## Task objective:
Pick out the lines in the listing below that contain the word "JSON" and copy them.
● ● ● ● ●
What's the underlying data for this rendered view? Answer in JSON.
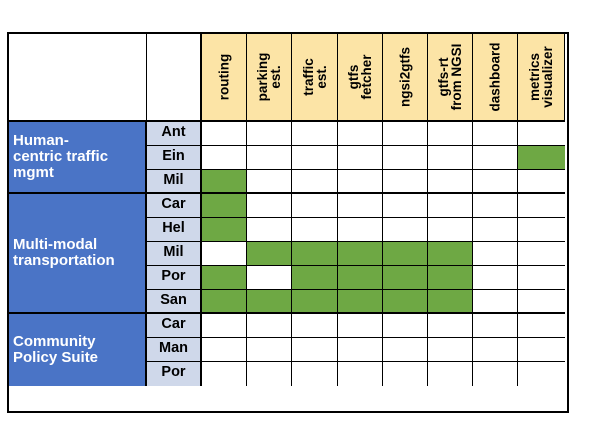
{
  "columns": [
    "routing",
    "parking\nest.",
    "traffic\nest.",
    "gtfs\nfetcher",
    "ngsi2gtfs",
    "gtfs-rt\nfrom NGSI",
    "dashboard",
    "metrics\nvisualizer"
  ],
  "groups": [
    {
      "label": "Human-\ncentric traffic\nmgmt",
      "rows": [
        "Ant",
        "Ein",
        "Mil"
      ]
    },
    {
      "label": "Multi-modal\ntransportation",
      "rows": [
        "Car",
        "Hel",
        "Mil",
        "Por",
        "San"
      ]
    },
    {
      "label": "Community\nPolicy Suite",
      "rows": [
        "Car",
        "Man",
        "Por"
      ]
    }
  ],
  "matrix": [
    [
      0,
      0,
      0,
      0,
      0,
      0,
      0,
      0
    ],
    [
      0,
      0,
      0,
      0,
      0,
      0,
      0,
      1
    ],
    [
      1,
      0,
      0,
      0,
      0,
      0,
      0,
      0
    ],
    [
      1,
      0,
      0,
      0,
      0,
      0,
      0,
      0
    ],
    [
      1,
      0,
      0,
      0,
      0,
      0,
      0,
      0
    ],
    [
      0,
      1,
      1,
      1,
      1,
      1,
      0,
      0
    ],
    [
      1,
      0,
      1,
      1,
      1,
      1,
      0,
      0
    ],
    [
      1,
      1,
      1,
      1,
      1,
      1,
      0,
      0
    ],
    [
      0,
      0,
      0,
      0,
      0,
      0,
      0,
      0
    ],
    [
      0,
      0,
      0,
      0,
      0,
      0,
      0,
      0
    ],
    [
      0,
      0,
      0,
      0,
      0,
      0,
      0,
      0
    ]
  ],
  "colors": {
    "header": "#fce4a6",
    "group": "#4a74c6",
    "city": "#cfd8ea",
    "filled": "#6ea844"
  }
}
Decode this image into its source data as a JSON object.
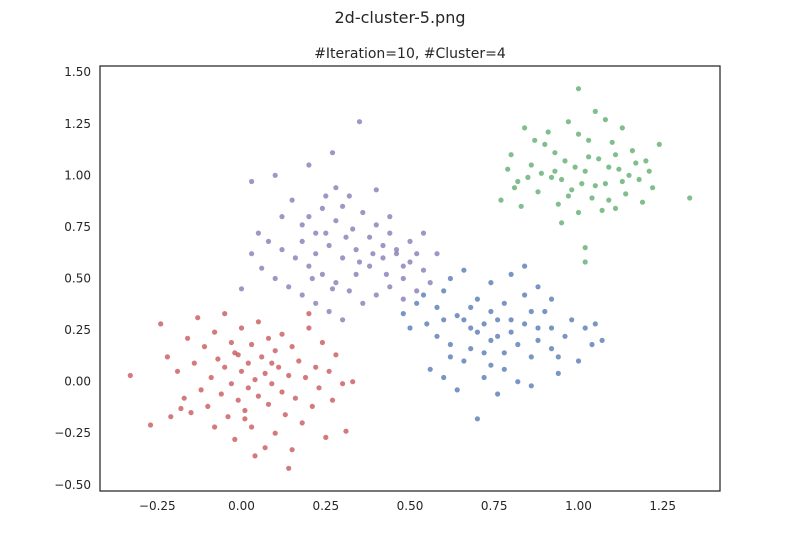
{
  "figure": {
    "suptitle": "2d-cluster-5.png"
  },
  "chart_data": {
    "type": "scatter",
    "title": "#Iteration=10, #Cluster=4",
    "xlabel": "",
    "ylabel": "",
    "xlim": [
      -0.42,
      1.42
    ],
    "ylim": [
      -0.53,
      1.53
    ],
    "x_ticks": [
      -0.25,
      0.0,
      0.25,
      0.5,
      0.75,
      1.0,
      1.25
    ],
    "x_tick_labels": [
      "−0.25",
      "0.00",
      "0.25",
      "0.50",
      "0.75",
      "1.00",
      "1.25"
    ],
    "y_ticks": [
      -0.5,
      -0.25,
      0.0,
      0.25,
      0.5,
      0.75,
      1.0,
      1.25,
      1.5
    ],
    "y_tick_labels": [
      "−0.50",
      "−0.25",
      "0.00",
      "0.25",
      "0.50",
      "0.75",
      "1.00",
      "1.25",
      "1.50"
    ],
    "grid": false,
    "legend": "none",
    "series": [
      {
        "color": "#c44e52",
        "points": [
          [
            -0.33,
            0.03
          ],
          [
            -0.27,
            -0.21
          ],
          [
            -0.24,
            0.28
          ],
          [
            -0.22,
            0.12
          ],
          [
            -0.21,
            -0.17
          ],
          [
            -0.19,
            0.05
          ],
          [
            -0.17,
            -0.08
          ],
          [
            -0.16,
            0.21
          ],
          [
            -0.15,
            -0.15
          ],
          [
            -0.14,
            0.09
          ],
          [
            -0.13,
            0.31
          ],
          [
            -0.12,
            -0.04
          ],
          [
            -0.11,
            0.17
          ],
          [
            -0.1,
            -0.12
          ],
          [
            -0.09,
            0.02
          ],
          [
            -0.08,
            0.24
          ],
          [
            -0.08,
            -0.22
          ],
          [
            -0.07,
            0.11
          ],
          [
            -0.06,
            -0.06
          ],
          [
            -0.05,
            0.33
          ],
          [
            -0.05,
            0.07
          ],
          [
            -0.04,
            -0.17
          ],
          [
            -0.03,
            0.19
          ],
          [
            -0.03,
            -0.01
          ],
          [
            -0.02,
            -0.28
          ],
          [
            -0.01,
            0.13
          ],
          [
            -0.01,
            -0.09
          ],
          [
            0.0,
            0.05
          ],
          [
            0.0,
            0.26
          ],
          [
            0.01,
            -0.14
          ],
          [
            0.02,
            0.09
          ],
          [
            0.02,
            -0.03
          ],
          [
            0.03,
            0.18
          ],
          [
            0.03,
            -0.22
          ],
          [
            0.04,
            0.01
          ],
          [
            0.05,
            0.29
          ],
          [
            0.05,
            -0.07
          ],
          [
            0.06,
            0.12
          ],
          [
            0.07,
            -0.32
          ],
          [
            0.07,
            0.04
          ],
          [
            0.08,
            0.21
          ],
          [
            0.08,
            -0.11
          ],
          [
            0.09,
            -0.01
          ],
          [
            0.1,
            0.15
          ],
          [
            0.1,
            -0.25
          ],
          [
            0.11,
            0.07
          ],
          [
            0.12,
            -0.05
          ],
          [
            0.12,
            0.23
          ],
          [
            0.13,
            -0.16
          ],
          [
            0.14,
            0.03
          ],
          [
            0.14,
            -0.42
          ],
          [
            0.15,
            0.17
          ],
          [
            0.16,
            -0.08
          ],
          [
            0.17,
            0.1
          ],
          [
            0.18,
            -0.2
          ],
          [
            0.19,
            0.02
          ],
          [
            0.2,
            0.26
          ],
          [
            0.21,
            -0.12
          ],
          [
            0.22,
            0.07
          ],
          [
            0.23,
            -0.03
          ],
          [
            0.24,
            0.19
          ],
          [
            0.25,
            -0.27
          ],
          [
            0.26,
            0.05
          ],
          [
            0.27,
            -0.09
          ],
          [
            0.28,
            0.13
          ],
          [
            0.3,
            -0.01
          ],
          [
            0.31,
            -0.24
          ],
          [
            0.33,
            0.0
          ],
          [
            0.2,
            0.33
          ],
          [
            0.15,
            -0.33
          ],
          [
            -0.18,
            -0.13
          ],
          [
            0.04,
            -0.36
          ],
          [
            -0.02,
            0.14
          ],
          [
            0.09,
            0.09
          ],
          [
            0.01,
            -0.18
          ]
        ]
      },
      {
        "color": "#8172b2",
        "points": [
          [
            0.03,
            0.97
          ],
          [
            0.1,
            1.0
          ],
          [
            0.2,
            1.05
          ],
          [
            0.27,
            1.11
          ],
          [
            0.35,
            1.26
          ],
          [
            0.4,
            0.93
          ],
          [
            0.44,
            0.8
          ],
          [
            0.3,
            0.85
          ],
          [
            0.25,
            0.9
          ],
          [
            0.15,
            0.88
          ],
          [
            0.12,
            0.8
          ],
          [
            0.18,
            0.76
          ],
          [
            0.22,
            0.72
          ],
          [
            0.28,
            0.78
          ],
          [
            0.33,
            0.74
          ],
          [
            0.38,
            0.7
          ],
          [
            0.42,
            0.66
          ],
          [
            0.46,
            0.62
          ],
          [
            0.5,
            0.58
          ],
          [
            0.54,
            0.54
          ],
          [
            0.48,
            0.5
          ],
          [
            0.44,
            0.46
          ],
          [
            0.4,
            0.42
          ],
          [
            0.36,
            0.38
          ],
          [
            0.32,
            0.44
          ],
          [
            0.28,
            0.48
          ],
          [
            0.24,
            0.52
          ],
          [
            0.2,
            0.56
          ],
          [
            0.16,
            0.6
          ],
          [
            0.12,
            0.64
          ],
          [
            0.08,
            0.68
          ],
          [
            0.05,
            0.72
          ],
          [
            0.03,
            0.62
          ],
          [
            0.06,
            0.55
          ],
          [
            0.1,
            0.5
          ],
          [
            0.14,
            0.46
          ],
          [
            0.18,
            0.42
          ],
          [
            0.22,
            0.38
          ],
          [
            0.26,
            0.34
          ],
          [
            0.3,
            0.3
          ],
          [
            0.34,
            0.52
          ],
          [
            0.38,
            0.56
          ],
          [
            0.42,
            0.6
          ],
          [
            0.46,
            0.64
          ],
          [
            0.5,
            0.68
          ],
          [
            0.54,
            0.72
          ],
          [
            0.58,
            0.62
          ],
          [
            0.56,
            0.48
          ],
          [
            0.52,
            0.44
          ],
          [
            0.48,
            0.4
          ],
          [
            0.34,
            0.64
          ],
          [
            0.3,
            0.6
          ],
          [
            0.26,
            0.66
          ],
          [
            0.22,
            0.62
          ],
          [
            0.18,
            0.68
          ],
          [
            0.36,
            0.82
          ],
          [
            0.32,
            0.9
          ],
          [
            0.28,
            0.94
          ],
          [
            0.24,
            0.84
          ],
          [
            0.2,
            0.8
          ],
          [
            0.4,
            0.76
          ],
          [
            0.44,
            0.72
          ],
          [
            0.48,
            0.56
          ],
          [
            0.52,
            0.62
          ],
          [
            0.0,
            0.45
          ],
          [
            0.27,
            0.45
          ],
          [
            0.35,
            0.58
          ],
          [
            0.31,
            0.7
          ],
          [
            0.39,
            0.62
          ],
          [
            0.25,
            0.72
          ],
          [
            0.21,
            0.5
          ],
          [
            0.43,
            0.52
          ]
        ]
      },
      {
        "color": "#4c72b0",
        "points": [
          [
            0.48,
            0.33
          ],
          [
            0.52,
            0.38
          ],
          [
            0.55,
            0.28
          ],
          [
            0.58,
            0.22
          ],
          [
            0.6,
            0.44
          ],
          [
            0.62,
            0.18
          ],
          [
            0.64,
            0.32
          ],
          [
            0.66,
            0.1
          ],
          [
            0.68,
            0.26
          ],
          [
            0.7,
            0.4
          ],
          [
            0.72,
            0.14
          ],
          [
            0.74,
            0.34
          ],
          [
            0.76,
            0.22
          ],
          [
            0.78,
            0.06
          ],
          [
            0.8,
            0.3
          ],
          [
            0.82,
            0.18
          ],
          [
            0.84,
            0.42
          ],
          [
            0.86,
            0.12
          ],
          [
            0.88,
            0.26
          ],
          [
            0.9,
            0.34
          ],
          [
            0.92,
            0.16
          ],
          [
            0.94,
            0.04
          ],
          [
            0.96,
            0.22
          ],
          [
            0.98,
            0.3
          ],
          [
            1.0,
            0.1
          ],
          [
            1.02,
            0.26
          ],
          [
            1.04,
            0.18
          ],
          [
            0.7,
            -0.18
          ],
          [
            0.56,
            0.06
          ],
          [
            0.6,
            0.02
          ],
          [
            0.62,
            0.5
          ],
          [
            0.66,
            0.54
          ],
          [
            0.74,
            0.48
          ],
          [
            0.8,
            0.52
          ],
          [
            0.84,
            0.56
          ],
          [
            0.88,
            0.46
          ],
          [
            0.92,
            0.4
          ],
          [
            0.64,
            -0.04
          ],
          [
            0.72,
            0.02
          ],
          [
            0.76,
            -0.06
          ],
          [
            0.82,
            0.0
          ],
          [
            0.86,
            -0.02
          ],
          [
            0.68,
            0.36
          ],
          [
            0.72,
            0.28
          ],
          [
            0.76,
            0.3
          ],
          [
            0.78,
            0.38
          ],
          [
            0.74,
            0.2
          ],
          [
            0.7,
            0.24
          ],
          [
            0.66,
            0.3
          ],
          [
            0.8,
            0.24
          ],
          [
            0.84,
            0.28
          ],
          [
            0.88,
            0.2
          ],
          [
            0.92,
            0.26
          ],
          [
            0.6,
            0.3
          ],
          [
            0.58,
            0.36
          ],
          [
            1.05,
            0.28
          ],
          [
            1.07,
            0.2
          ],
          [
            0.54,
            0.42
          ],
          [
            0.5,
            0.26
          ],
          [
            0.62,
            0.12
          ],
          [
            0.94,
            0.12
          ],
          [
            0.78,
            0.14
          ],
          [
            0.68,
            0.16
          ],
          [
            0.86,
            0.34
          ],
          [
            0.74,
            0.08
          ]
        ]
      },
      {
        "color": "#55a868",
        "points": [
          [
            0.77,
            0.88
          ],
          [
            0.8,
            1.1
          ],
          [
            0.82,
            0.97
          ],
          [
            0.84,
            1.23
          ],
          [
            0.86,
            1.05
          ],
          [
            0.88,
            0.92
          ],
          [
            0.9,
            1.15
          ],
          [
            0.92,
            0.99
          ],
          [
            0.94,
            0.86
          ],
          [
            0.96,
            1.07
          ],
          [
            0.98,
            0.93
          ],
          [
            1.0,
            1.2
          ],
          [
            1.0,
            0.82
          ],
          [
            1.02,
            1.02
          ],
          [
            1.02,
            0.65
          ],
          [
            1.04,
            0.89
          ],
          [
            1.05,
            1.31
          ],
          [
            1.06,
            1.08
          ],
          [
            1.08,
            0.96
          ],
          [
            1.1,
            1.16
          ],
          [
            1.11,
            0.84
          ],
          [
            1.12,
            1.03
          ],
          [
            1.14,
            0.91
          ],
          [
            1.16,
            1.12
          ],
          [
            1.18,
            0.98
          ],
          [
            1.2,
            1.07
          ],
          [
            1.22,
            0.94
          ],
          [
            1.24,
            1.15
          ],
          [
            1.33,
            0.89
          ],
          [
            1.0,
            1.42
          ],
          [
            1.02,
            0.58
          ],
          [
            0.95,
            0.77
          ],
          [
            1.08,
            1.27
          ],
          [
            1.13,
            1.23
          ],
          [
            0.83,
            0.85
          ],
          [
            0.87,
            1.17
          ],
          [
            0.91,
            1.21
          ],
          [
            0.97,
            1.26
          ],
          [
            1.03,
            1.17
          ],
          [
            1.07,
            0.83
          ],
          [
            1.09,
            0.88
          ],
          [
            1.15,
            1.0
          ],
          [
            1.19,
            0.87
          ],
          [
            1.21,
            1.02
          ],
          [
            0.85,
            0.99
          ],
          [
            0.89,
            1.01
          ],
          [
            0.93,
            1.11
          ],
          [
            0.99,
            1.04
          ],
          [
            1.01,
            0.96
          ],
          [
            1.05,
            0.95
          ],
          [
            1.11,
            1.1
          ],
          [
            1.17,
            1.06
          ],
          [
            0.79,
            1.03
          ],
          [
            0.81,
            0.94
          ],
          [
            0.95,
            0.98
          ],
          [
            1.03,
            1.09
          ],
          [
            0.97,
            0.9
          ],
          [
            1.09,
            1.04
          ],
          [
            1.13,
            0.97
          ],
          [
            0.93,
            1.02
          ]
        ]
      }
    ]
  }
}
● ● ● ● ●
## Answer for the task:
What's the underlying data for this rendered view? Answer in JSON.
Decode this image into its source data as a JSON object.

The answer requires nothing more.